Dataset items
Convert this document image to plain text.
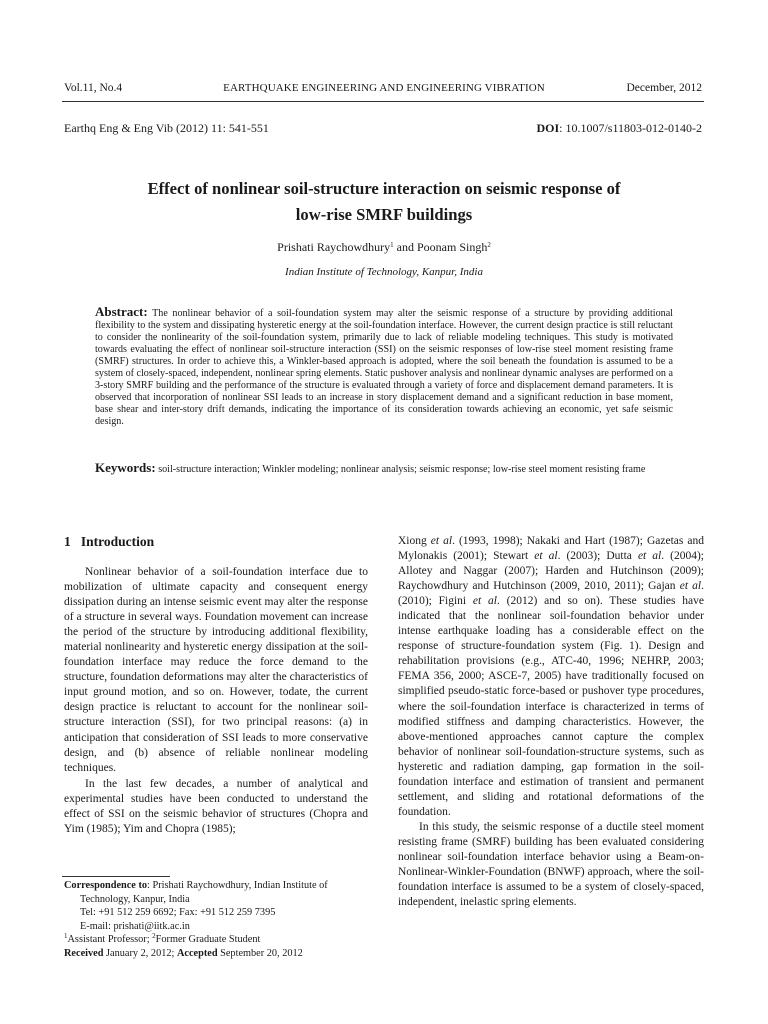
Vol.11, No.4	EARTHQUAKE ENGINEERING AND ENGINEERING VIBRATION	December, 2012
Earthq Eng & Eng Vib (2012) 11: 541-551	DOI: 10.1007/s11803-012-0140-2
Effect of nonlinear soil-structure interaction on seismic response of
low-rise SMRF buildings
Prishati Raychowdhury$^1$ and Poonam Singh$^2$
Indian Institute of Technology, Kanpur, India
Abstract: The nonlinear behavior of a soil-foundation system may alter the seismic response of a structure by providing additional flexibility to the system and dissipating hysteretic energy at the soil-foundation interface. However, the current design practice is still reluctant to consider the nonlinearity of the soil-foundation system, primarily due to lack of reliable modeling techniques. This study is motivated towards evaluating the effect of nonlinear soil-structure interaction (SSI) on the seismic responses of low-rise steel moment resisting frame (SMRF) structures. In order to achieve this, a Winkler-based approach is adopted, where the soil beneath the foundation is assumed to be a system of closely-spaced, independent, nonlinear spring elements. Static pushover analysis and nonlinear dynamic analyses are performed on a 3-story SMRF building and the performance of the structure is evaluated through a variety of force and displacement demand parameters. It is observed that incorporation of nonlinear SSI leads to an increase in story displacement demand and a significant reduction in base moment, base shear and inter-story drift demands, indicating the importance of its consideration towards achieving an economic, yet safe seismic design.
Keywords: soil-structure interaction; Winkler modeling; nonlinear analysis; seismic response; low-rise steel moment resisting frame
1   Introduction

Nonlinear behavior of a soil-foundation interface due to mobilization of ultimate capacity and consequent energy dissipation during an intense seismic event may alter the response of a structure in several ways. Foundation movement can increase the period of the structure by introducing additional flexibility, material nonlinearity and hysteretic energy dissipation at the soil-foundation interface may reduce the force demand to the structure, foundation deformations may alter the characteristics of input ground motion, and so on. However, todate, the current design practice is reluctant to account for the nonlinear soil-structure interaction (SSI), for two principal reasons: (a) in anticipation that consideration of SSI leads to more conservative design, and (b) absence of reliable nonlinear modeling techniques.

In the last few decades, a number of analytical and experimental studies have been conducted to understand the effect of SSI on the seismic behavior of structures (Chopra and Yim (1985); Yim and Chopra (1985);

Xiong et al. (1993, 1998); Nakaki and Hart (1987); Gazetas and Mylonakis (2001); Stewart et al. (2003); Dutta et al. (2004); Allotey and Naggar (2007); Harden and Hutchinson (2009); Raychowdhury and Hutchinson (2009, 2010, 2011); Gajan et al. (2010); Figini et al. (2012) and so on). These studies have indicated that the nonlinear soil-foundation behavior under intense earthquake loading has a considerable effect on the response of structure-foundation system (Fig. 1). Design and rehabilitation provisions (e.g., ATC-40, 1996; NEHRP, 2003; FEMA 356, 2000; ASCE-7, 2005) have traditionally focused on simplified pseudo-static force-based or pushover type procedures, where the soil-foundation interface is characterized in terms of modified stiffness and damping characteristics. However, the above-mentioned approaches cannot capture the complex behavior of nonlinear soil-foundation-structure systems, such as hysteretic and radiation damping, gap formation in the soil-foundation interface and estimation of transient and permanent settlement, and sliding and rotational deformations of the foundation.

In this study, the seismic response of a ductile steel moment resisting frame (SMRF) building has been evaluated considering nonlinear soil-foundation interface behavior using a Beam-on-Nonlinear-Winkler-Foundation (BNWF) approach, where the soil-foundation interface is assumed to be a system of closely-spaced, independent, inelastic spring elements.

Correspondence to: Prishati Raychowdhury, Indian Institute of
Technology, Kanpur, India
Tel: +91 512 259 6692; Fax: +91 512 259 7395
E-mail: prishati@iitk.ac.in
$^1$Assistant Professor; $^2$Former Graduate Student
Received January 2, 2012; Accepted September 20, 2012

- _Written exercise_
Retype all the records shown above, character for character. Omit every picture.

- _Final result_
Convert this document image to plain text.
Vol.11, No.4	EARTHQUAKE ENGINEERING AND ENGINEERING VIBRATION	December, 2012
Earthq Eng & Eng Vib (2012) 11: 541-551	DOI: 10.1007/s11803-012-0140-2
Effect of nonlinear soil-structure interaction on seismic response of
low-rise SMRF buildings
Prishati Raychowdhury$^1$ and Poonam Singh$^2$
Indian Institute of Technology, Kanpur, India
Abstract: The nonlinear behavior of a soil-foundation system may alter the seismic response of a structure by providing additional flexibility to the system and dissipating hysteretic energy at the soil-foundation interface. However, the current design practice is still reluctant to consider the nonlinearity of the soil-foundation system, primarily due to lack of reliable modeling techniques. This study is motivated towards evaluating the effect of nonlinear soil-structure interaction (SSI) on the seismic responses of low-rise steel moment resisting frame (SMRF) structures. In order to achieve this, a Winkler-based approach is adopted, where the soil beneath the foundation is assumed to be a system of closely-spaced, independent, nonlinear spring elements. Static pushover analysis and nonlinear dynamic analyses are performed on a 3-story SMRF building and the performance of the structure is evaluated through a variety of force and displacement demand parameters. It is observed that incorporation of nonlinear SSI leads to an increase in story displacement demand and a significant reduction in base moment, base shear and inter-story drift demands, indicating the importance of its consideration towards achieving an economic, yet safe seismic design.
Keywords: soil-structure interaction; Winkler modeling; nonlinear analysis; seismic response; low-rise steel moment resisting frame
1   Introduction

Nonlinear behavior of a soil-foundation interface due to mobilization of ultimate capacity and consequent energy dissipation during an intense seismic event may alter the response of a structure in several ways. Foundation movement can increase the period of the structure by introducing additional flexibility, material nonlinearity and hysteretic energy dissipation at the soil-foundation interface may reduce the force demand to the structure, foundation deformations may alter the characteristics of input ground motion, and so on. However, todate, the current design practice is reluctant to account for the nonlinear soil-structure interaction (SSI), for two principal reasons: (a) in anticipation that consideration of SSI leads to more conservative design, and (b) absence of reliable nonlinear modeling techniques.

In the last few decades, a number of analytical and experimental studies have been conducted to understand the effect of SSI on the seismic behavior of structures (Chopra and Yim (1985); Yim and Chopra (1985);

Xiong et al. (1993, 1998); Nakaki and Hart (1987); Gazetas and Mylonakis (2001); Stewart et al. (2003); Dutta et al. (2004); Allotey and Naggar (2007); Harden and Hutchinson (2009); Raychowdhury and Hutchinson (2009, 2010, 2011); Gajan et al. (2010); Figini et al. (2012) and so on). These studies have indicated that the nonlinear soil-foundation behavior under intense earthquake loading has a considerable effect on the response of structure-foundation system (Fig. 1). Design and rehabilitation provisions (e.g., ATC-40, 1996; NEHRP, 2003; FEMA 356, 2000; ASCE-7, 2005) have traditionally focused on simplified pseudo-static force-based or pushover type procedures, where the soil-foundation interface is characterized in terms of modified stiffness and damping characteristics. However, the above-mentioned approaches cannot capture the complex behavior of nonlinear soil-foundation-structure systems, such as hysteretic and radiation damping, gap formation in the soil-foundation interface and estimation of transient and permanent settlement, and sliding and rotational deformations of the foundation.

In this study, the seismic response of a ductile steel moment resisting frame (SMRF) building has been evaluated considering nonlinear soil-foundation interface behavior using a Beam-on-Nonlinear-Winkler-Foundation (BNWF) approach, where the soil-foundation interface is assumed to be a system of closely-spaced, independent, inelastic spring elements.

Correspondence to: Prishati Raychowdhury, Indian Institute of
Technology, Kanpur, India
Tel: +91 512 259 6692; Fax: +91 512 259 7395
E-mail: prishati@iitk.ac.in
$^1$Assistant Professor; $^2$Former Graduate Student
Received January 2, 2012; Accepted September 20, 2012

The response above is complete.